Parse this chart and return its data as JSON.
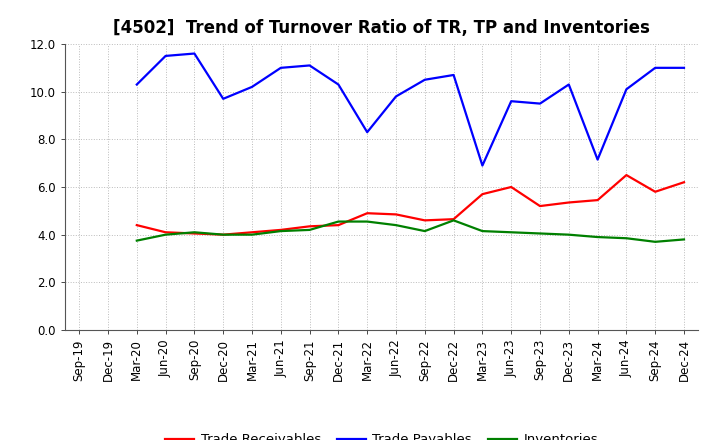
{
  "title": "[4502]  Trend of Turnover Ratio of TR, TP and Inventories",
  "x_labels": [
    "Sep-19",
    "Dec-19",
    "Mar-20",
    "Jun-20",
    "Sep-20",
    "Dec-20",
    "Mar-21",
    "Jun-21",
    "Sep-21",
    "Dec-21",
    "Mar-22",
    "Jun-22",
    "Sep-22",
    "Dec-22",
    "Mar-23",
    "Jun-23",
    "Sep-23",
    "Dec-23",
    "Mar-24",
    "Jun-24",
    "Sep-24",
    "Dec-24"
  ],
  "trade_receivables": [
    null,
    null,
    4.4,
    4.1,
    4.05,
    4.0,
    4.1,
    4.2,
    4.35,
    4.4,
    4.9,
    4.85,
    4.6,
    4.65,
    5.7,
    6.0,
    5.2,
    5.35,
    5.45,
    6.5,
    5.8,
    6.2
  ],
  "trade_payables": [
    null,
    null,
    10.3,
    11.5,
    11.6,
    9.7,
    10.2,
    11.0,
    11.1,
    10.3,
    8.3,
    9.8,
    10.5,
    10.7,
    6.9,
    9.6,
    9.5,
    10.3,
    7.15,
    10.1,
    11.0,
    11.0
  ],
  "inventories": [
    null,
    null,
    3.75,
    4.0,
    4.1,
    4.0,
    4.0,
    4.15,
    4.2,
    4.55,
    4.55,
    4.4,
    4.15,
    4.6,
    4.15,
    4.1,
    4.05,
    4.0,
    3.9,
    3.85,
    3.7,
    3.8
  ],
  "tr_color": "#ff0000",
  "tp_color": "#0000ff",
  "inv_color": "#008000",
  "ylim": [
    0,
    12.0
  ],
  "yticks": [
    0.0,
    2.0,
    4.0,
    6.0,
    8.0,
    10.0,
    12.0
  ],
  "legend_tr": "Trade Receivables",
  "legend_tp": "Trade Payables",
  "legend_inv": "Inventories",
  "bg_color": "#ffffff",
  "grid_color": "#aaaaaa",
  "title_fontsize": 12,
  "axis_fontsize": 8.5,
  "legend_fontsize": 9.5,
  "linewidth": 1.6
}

════════════════════

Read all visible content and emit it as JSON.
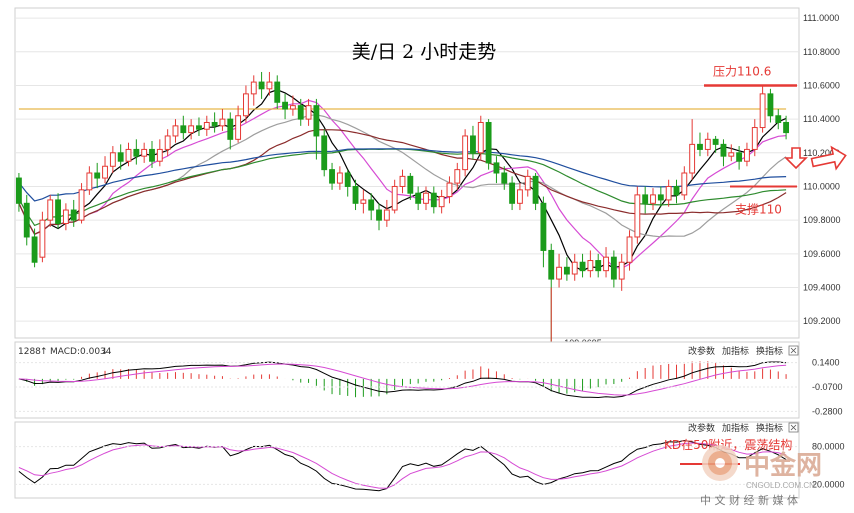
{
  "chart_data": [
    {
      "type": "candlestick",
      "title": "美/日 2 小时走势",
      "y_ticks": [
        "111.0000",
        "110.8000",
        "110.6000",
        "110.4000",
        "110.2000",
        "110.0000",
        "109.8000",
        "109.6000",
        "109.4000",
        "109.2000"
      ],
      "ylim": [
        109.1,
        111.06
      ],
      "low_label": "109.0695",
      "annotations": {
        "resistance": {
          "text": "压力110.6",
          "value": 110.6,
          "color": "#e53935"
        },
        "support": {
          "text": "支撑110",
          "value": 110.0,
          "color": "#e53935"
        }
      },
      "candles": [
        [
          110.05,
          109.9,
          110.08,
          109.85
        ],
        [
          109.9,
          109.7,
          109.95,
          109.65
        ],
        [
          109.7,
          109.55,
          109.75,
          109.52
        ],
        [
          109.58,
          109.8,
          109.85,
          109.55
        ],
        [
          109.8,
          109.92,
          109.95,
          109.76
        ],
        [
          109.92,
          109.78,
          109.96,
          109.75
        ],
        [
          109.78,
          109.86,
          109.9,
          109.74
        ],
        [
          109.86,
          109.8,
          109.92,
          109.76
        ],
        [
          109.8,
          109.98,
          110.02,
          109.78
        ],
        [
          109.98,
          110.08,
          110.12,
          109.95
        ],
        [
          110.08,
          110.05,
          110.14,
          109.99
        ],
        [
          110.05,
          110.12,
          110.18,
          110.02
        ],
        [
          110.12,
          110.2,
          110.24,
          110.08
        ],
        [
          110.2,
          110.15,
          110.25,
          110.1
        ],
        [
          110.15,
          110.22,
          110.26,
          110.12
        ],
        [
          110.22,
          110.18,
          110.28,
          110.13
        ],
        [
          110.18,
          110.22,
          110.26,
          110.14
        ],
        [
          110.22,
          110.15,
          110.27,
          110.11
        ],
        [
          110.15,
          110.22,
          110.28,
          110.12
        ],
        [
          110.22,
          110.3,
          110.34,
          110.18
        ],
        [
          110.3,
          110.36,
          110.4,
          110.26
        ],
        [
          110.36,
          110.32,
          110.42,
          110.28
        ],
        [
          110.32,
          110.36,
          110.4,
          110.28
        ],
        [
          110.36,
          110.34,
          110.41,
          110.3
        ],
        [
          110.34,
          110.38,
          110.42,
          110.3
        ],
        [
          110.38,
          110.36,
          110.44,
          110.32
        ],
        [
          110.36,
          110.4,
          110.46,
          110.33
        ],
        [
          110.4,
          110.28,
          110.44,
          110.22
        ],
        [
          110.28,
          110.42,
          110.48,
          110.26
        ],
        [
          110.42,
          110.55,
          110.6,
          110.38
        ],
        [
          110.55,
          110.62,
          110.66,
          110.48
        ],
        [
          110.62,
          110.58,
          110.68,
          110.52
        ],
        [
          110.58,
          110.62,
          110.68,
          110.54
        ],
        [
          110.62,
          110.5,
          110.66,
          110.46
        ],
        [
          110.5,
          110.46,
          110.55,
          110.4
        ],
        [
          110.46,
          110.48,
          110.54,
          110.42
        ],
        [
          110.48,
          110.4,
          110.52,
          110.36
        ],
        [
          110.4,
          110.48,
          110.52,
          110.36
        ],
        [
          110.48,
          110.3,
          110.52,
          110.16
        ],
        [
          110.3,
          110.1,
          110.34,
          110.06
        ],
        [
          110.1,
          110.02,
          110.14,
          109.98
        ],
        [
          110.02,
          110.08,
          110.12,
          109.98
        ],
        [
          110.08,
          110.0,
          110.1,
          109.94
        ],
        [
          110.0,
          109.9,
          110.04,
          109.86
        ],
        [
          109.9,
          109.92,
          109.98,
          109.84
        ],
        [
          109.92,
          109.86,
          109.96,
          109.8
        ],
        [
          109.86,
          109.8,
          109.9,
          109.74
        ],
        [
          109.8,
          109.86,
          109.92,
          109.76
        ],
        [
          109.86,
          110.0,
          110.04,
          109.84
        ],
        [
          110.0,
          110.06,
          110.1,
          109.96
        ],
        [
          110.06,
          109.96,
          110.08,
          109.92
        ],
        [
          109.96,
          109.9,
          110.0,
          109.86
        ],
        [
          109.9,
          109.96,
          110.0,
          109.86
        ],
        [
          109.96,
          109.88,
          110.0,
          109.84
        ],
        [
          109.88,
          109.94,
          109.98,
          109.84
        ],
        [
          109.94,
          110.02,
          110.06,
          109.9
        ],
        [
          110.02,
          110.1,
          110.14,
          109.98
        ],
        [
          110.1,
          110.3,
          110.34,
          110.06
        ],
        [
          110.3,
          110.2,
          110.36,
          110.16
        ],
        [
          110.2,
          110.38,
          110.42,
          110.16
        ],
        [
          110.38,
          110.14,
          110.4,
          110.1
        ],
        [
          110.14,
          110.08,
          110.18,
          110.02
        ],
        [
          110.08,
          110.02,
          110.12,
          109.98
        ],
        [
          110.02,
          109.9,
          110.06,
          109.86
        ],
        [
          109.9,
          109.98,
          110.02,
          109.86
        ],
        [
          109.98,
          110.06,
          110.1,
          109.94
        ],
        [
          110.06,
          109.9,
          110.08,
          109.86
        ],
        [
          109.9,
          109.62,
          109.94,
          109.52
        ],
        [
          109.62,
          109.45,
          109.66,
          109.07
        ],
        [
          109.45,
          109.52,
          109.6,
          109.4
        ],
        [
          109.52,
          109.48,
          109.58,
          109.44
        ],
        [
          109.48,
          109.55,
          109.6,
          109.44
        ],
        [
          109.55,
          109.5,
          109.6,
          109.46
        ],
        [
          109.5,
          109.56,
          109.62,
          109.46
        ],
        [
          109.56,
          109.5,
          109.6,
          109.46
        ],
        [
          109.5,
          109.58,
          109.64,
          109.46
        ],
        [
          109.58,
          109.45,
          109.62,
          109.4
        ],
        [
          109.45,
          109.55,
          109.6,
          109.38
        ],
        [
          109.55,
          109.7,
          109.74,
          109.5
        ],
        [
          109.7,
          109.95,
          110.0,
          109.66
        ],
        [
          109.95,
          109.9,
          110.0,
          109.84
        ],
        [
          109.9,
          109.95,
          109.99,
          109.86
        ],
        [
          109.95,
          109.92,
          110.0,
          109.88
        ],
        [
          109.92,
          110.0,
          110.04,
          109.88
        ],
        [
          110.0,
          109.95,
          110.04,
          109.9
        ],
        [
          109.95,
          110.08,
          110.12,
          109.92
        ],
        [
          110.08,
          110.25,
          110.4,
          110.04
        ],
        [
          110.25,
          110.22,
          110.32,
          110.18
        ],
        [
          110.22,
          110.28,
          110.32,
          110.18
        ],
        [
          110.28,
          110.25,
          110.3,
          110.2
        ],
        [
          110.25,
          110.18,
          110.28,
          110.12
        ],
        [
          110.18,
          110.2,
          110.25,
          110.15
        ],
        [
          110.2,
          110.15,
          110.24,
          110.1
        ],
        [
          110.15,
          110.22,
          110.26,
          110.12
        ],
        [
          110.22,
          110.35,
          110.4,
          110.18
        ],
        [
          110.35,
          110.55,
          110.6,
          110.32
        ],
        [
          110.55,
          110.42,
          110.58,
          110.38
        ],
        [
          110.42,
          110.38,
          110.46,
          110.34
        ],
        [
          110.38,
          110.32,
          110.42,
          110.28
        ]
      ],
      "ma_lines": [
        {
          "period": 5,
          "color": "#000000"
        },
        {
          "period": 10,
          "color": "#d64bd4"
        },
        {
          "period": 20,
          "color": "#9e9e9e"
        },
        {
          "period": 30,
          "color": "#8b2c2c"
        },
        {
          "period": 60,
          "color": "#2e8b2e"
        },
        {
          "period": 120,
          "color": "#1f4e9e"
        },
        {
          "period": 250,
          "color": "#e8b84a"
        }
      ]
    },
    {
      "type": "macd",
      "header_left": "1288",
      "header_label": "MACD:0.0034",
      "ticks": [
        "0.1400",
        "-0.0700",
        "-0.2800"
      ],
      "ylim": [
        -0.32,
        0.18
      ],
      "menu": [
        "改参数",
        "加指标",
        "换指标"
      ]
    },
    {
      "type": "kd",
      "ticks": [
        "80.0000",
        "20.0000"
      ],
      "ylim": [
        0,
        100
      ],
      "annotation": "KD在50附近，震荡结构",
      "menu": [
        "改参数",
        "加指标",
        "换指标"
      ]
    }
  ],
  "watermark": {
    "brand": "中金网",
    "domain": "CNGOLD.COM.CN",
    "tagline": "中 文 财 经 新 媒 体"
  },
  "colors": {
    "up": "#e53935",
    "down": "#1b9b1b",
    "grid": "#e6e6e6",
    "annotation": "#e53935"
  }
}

════════════════════

◆ Exercise requirements
Every line holding "period" should be copied out.

◆ Full response
          "period": 5,
          "period": 10,
          "period": 20,
          "period": 30,
          "period": 60,
          "period": 120,
          "period": 250,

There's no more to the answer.